_Supplied data_:
──────

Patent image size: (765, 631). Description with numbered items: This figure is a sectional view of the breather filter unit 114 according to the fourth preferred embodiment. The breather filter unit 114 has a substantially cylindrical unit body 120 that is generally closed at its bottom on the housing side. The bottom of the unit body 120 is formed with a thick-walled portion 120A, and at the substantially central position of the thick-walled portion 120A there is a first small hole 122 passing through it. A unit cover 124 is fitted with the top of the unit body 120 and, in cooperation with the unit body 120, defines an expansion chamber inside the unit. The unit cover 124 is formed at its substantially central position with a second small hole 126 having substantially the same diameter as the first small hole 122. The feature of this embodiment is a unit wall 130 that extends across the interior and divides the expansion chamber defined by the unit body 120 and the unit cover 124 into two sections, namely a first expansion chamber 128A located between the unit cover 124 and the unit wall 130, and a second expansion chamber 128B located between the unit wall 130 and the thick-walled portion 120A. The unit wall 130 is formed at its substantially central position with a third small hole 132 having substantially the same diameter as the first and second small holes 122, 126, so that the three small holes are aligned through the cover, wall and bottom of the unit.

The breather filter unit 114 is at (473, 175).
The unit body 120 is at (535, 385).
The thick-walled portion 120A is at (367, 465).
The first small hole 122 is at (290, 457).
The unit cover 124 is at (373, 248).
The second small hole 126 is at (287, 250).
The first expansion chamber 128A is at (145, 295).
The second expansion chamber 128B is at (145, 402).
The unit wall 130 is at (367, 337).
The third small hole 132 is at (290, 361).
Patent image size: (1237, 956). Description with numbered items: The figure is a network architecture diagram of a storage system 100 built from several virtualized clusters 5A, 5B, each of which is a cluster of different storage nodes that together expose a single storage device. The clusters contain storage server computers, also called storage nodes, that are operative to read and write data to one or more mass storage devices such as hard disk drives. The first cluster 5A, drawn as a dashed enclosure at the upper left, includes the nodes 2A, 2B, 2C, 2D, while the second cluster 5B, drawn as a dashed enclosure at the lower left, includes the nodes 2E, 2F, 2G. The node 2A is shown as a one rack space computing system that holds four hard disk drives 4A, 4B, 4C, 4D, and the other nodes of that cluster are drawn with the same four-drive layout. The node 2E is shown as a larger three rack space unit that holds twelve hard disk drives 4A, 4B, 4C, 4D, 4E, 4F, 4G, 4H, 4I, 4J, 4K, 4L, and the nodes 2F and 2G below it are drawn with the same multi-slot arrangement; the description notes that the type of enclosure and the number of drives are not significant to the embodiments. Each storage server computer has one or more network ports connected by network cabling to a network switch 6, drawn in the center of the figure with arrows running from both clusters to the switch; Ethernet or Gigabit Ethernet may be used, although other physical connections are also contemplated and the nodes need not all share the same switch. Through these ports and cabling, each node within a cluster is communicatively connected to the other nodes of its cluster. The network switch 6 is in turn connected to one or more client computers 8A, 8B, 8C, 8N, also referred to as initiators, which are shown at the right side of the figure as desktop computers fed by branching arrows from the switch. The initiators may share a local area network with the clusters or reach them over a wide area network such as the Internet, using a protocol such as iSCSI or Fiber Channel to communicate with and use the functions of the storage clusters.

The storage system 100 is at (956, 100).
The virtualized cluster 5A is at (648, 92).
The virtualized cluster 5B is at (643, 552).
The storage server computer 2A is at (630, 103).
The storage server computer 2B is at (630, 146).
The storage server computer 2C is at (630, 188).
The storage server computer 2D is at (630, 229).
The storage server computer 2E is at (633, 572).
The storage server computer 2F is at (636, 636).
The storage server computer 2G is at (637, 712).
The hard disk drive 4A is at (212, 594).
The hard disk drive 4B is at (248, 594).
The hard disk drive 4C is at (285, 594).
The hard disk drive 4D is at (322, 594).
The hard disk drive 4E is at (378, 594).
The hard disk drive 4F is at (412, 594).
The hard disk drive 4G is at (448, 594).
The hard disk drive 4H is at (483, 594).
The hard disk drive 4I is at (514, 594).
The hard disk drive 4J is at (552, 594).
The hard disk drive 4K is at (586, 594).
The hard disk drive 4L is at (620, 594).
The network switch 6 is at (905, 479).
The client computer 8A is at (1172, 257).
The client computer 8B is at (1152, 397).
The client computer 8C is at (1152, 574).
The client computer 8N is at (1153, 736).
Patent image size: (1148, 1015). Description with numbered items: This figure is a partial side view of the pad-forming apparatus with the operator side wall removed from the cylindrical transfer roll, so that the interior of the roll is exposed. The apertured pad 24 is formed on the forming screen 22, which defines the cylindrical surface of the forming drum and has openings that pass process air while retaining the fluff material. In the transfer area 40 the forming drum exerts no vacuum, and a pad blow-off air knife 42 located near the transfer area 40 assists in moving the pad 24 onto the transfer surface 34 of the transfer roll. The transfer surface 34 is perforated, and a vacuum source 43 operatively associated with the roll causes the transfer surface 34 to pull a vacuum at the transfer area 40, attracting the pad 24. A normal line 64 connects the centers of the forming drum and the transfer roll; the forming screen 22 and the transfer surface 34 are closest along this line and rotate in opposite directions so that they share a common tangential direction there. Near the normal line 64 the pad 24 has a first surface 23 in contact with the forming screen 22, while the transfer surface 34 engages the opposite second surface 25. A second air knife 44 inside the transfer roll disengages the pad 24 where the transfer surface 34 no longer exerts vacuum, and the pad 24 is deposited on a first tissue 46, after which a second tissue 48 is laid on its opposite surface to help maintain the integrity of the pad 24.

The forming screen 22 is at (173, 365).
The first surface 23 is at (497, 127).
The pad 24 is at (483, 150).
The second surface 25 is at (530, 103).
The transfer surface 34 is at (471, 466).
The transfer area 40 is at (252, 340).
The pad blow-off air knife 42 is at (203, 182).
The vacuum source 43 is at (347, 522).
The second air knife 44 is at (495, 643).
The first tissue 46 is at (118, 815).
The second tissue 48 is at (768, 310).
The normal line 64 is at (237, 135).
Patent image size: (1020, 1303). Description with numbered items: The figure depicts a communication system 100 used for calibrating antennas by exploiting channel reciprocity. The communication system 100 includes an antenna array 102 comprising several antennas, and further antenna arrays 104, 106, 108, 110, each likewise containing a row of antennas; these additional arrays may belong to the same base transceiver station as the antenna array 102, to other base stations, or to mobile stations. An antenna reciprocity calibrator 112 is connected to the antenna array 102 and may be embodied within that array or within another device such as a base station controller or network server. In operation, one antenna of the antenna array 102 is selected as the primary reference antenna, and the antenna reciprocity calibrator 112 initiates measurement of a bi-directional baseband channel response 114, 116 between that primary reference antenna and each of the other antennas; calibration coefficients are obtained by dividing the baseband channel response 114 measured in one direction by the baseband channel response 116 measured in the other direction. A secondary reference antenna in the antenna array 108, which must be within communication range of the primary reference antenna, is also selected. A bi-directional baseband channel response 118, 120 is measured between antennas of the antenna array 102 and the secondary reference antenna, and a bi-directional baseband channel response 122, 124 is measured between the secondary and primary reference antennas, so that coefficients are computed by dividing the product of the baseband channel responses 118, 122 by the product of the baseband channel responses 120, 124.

──────

_Problem_: Can you copy all of the material above word for word, with nothing added, dropped, or changed?

_Exercise output_:
Patent image size: (765, 631). Description with numbered items: This figure is a sectional view of the breather filter unit 114 according to the fourth preferred embodiment. The breather filter unit 114 has a substantially cylindrical unit body 120 that is generally closed at its bottom on the housing side. The bottom of the unit body 120 is formed with a thick-walled portion 120A, and at the substantially central position of the thick-walled portion 120A there is a first small hole 122 passing through it. A unit cover 124 is fitted with the top of the unit body 120 and, in cooperation with the unit body 120, defines an expansion chamber inside the unit. The unit cover 124 is formed at its substantially central position with a second small hole 126 having substantially the same diameter as the first small hole 122. The feature of this embodiment is a unit wall 130 that extends across the interior and divides the expansion chamber defined by the unit body 120 and the unit cover 124 into two sections, namely a first expansion chamber 128A located between the unit cover 124 and the unit wall 130, and a second expansion chamber 128B located between the unit wall 130 and the thick-walled portion 120A. The unit wall 130 is formed at its substantially central position with a third small hole 132 having substantially the same diameter as the first and second small holes 122, 126, so that the three small holes are aligned through the cover, wall and bottom of the unit.

The breather filter unit 114 is at (473, 175).
The unit body 120 is at (535, 385).
The thick-walled portion 120A is at (367, 465).
The first small hole 122 is at (290, 457).
The unit cover 124 is at (373, 248).
The second small hole 126 is at (287, 250).
The first expansion chamber 128A is at (145, 295).
The second expansion chamber 128B is at (145, 402).
The unit wall 130 is at (367, 337).
The third small hole 132 is at (290, 361).
Patent image size: (1237, 956). Description with numbered items: The figure is a network architecture diagram of a storage system 100 built from several virtualized clusters 5A, 5B, each of which is a cluster of different storage nodes that together expose a single storage device. The clusters contain storage server computers, also called storage nodes, that are operative to read and write data to one or more mass storage devices such as hard disk drives. The first cluster 5A, drawn as a dashed enclosure at the upper left, includes the nodes 2A, 2B, 2C, 2D, while the second cluster 5B, drawn as a dashed enclosure at the lower left, includes the nodes 2E, 2F, 2G. The node 2A is shown as a one rack space computing system that holds four hard disk drives 4A, 4B, 4C, 4D, and the other nodes of that cluster are drawn with the same four-drive layout. The node 2E is shown as a larger three rack space unit that holds twelve hard disk drives 4A, 4B, 4C, 4D, 4E, 4F, 4G, 4H, 4I, 4J, 4K, 4L, and the nodes 2F and 2G below it are drawn with the same multi-slot arrangement; the description notes that the type of enclosure and the number of drives are not significant to the embodiments. Each storage server computer has one or more network ports connected by network cabling to a network switch 6, drawn in the center of the figure with arrows running from both clusters to the switch; Ethernet or Gigabit Ethernet may be used, although other physical connections are also contemplated and the nodes need not all share the same switch. Through these ports and cabling, each node within a cluster is communicatively connected to the other nodes of its cluster. The network switch 6 is in turn connected to one or more client computers 8A, 8B, 8C, 8N, also referred to as initiators, which are shown at the right side of the figure as desktop computers fed by branching arrows from the switch. The initiators may share a local area network with the clusters or reach them over a wide area network such as the Internet, using a protocol such as iSCSI or Fiber Channel to communicate with and use the functions of the storage clusters.

The storage system 100 is at (956, 100).
The virtualized cluster 5A is at (648, 92).
The virtualized cluster 5B is at (643, 552).
The storage server computer 2A is at (630, 103).
The storage server computer 2B is at (630, 146).
The storage server computer 2C is at (630, 188).
The storage server computer 2D is at (630, 229).
The storage server computer 2E is at (633, 572).
The storage server computer 2F is at (636, 636).
The storage server computer 2G is at (637, 712).
The hard disk drive 4A is at (212, 594).
The hard disk drive 4B is at (248, 594).
The hard disk drive 4C is at (285, 594).
The hard disk drive 4D is at (322, 594).
The hard disk drive 4E is at (378, 594).
The hard disk drive 4F is at (412, 594).
The hard disk drive 4G is at (448, 594).
The hard disk drive 4H is at (483, 594).
The hard disk drive 4I is at (514, 594).
The hard disk drive 4J is at (552, 594).
The hard disk drive 4K is at (586, 594).
The hard disk drive 4L is at (620, 594).
The network switch 6 is at (905, 479).
The client computer 8A is at (1172, 257).
The client computer 8B is at (1152, 397).
The client computer 8C is at (1152, 574).
The client computer 8N is at (1153, 736).
Patent image size: (1148, 1015). Description with numbered items: This figure is a partial side view of the pad-forming apparatus with the operator side wall removed from the cylindrical transfer roll, so that the interior of the roll is exposed. The apertured pad 24 is formed on the forming screen 22, which defines the cylindrical surface of the forming drum and has openings that pass process air while retaining the fluff material. In the transfer area 40 the forming drum exerts no vacuum, and a pad blow-off air knife 42 located near the transfer area 40 assists in moving the pad 24 onto the transfer surface 34 of the transfer roll. The transfer surface 34 is perforated, and a vacuum source 43 operatively associated with the roll causes the transfer surface 34 to pull a vacuum at the transfer area 40, attracting the pad 24. A normal line 64 connects the centers of the forming drum and the transfer roll; the forming screen 22 and the transfer surface 34 are closest along this line and rotate in opposite directions so that they share a common tangential direction there. Near the normal line 64 the pad 24 has a first surface 23 in contact with the forming screen 22, while the transfer surface 34 engages the opposite second surface 25. A second air knife 44 inside the transfer roll disengages the pad 24 where the transfer surface 34 no longer exerts vacuum, and the pad 24 is deposited on a first tissue 46, after which a second tissue 48 is laid on its opposite surface to help maintain the integrity of the pad 24.

The forming screen 22 is at (173, 365).
The first surface 23 is at (497, 127).
The pad 24 is at (483, 150).
The second surface 25 is at (530, 103).
The transfer surface 34 is at (471, 466).
The transfer area 40 is at (252, 340).
The pad blow-off air knife 42 is at (203, 182).
The vacuum source 43 is at (347, 522).
The second air knife 44 is at (495, 643).
The first tissue 46 is at (118, 815).
The second tissue 48 is at (768, 310).
The normal line 64 is at (237, 135).
Patent image size: (1020, 1303). Description with numbered items: The figure depicts a communication system 100 used for calibrating antennas by exploiting channel reciprocity. The communication system 100 includes an antenna array 102 comprising several antennas, and further antenna arrays 104, 106, 108, 110, each likewise containing a row of antennas; these additional arrays may belong to the same base transceiver station as the antenna array 102, to other base stations, or to mobile stations. An antenna reciprocity calibrator 112 is connected to the antenna array 102 and may be embodied within that array or within another device such as a base station controller or network server. In operation, one antenna of the antenna array 102 is selected as the primary reference antenna, and the antenna reciprocity calibrator 112 initiates measurement of a bi-directional baseband channel response 114, 116 between that primary reference antenna and each of the other antennas; calibration coefficients are obtained by dividing the baseband channel response 114 measured in one direction by the baseband channel response 116 measured in the other direction. A secondary reference antenna in the antenna array 108, which must be within communication range of the primary reference antenna, is also selected. A bi-directional baseband channel response 118, 120 is measured between antennas of the antenna array 102 and the secondary reference antenna, and a bi-directional baseband channel response 122, 124 is measured between the secondary and primary reference antennas, so that coefficients are computed by dividing the product of the baseband channel responses 118, 122 by the product of the baseband channel responses 120, 124.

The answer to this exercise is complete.